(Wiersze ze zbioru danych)
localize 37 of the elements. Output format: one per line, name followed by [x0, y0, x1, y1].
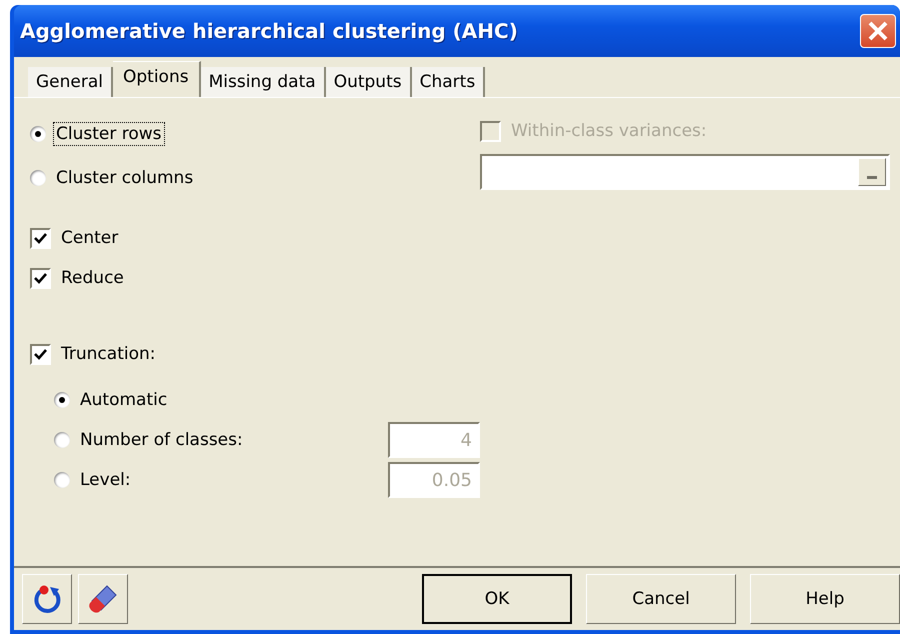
checkmark-icon [34, 232, 47, 244]
option-label: Reduce [60, 267, 125, 289]
checkmark-icon [34, 272, 47, 284]
radio-button[interactable] [30, 126, 46, 142]
option-label: Cluster rows [54, 123, 164, 145]
option-label: Center [60, 227, 120, 249]
checkbox[interactable] [30, 228, 51, 248]
option-label: Truncation: [60, 343, 156, 365]
ellipsis-icon [867, 174, 877, 180]
option-label: Level: [79, 469, 132, 491]
close-button[interactable] [860, 14, 896, 48]
window-title: Agglomerative hierarchical clustering (AHC) [20, 19, 518, 43]
checkbox[interactable] [30, 344, 51, 364]
option-label: Cluster columns [55, 167, 194, 189]
eraser-button[interactable] [78, 574, 128, 624]
radio-button[interactable] [30, 170, 46, 186]
checkbox[interactable] [30, 268, 51, 288]
dialog-button[interactable]: Cancel [586, 574, 736, 624]
checkmark-icon [34, 348, 47, 360]
tab[interactable]: Options [113, 61, 201, 97]
radio-button[interactable] [54, 392, 70, 408]
radio-button[interactable] [54, 472, 70, 488]
range-field[interactable] [480, 154, 890, 190]
dialog-button[interactable]: Help [750, 574, 900, 624]
browse-button[interactable] [858, 158, 886, 186]
option-label: Within-class variances: [510, 120, 708, 142]
option-label: Number of classes: [79, 429, 244, 451]
radio-button[interactable] [54, 432, 70, 448]
option-label: Automatic [79, 389, 168, 411]
tab[interactable]: General [28, 67, 113, 97]
dialog-button[interactable]: OK [422, 574, 572, 624]
tab[interactable]: Missing data [200, 67, 326, 97]
eraser-icon [87, 583, 119, 615]
reset-button[interactable] [22, 574, 72, 624]
tab[interactable]: Outputs [326, 67, 412, 97]
tab[interactable]: Charts [412, 67, 486, 97]
close-icon [867, 20, 889, 42]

(ZADANIE DO WYKONANIA)
Przepisz wszystkie powyższe wpisy dokładnie, linijka po linijce. Obrazy pomiń w odpowiedzi.

(WYNIK ZADANIA)
localize 37 of the elements. Output format: one per line, name followed by [x0, y0, x1, y1].
checkmark-icon [34, 232, 47, 244]
option-label: Reduce [60, 267, 125, 289]
checkmark-icon [34, 272, 47, 284]
radio-button[interactable] [30, 126, 46, 142]
option-label: Cluster rows [54, 123, 164, 145]
option-label: Center [60, 227, 120, 249]
checkbox[interactable] [30, 228, 51, 248]
option-label: Truncation: [60, 343, 156, 365]
ellipsis-icon [867, 174, 877, 180]
option-label: Level: [79, 469, 132, 491]
close-button[interactable] [860, 14, 896, 48]
window-title: Agglomerative hierarchical clustering (AHC) [20, 19, 518, 43]
checkbox[interactable] [30, 344, 51, 364]
option-label: Cluster columns [55, 167, 194, 189]
eraser-button[interactable] [78, 574, 128, 624]
radio-button[interactable] [30, 170, 46, 186]
checkbox[interactable] [30, 268, 51, 288]
dialog-button[interactable]: Cancel [586, 574, 736, 624]
checkmark-icon [34, 348, 47, 360]
tab[interactable]: Options [113, 61, 201, 97]
radio-button[interactable] [54, 392, 70, 408]
radio-button[interactable] [54, 472, 70, 488]
range-field[interactable] [480, 154, 890, 190]
dialog-button[interactable]: Help [750, 574, 900, 624]
browse-button[interactable] [858, 158, 886, 186]
option-label: Within-class variances: [510, 120, 708, 142]
option-label: Number of classes: [79, 429, 244, 451]
radio-button[interactable] [54, 432, 70, 448]
option-label: Automatic [79, 389, 168, 411]
tab[interactable]: General [28, 67, 113, 97]
dialog-button[interactable]: OK [422, 574, 572, 624]
tab[interactable]: Missing data [200, 67, 326, 97]
eraser-icon [87, 583, 119, 615]
reset-button[interactable] [22, 574, 72, 624]
tab[interactable]: Outputs [326, 67, 412, 97]
tab[interactable]: Charts [412, 67, 486, 97]
close-icon [867, 20, 889, 42]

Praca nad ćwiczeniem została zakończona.